Stored rows:
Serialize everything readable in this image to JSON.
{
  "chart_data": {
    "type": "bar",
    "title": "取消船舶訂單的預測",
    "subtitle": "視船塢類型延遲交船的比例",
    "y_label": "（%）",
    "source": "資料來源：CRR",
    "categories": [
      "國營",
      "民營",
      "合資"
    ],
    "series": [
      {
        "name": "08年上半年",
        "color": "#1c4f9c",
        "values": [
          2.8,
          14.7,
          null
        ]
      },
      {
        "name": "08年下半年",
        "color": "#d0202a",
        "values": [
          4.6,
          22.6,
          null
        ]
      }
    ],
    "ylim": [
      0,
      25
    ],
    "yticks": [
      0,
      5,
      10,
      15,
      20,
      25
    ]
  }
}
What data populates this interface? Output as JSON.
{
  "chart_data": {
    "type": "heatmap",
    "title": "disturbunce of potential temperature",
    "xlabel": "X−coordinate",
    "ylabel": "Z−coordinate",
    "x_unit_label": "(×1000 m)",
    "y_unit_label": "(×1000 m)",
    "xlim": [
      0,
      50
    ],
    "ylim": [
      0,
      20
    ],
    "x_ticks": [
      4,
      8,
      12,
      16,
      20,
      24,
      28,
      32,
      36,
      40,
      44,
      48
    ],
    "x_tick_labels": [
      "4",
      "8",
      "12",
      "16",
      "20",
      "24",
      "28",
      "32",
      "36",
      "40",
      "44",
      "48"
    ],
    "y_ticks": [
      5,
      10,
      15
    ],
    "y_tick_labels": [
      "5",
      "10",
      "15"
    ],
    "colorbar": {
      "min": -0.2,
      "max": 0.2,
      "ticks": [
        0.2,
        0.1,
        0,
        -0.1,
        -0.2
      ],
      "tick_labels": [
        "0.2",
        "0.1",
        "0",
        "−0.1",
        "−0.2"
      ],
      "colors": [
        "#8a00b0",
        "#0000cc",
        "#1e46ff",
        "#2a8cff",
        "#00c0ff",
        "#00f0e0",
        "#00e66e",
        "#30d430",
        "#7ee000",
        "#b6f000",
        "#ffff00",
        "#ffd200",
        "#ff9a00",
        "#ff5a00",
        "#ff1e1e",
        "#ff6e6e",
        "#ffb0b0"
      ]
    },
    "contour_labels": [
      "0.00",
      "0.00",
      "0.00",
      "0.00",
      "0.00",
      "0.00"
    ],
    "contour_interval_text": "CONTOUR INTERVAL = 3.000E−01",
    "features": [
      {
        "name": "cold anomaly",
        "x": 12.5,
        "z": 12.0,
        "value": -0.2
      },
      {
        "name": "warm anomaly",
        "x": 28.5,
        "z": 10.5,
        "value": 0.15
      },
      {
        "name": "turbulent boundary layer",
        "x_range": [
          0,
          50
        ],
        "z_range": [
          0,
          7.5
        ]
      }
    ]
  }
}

Problem to work on: Write only the number of lines in the records that include the word "JSON".

Exercise result: 2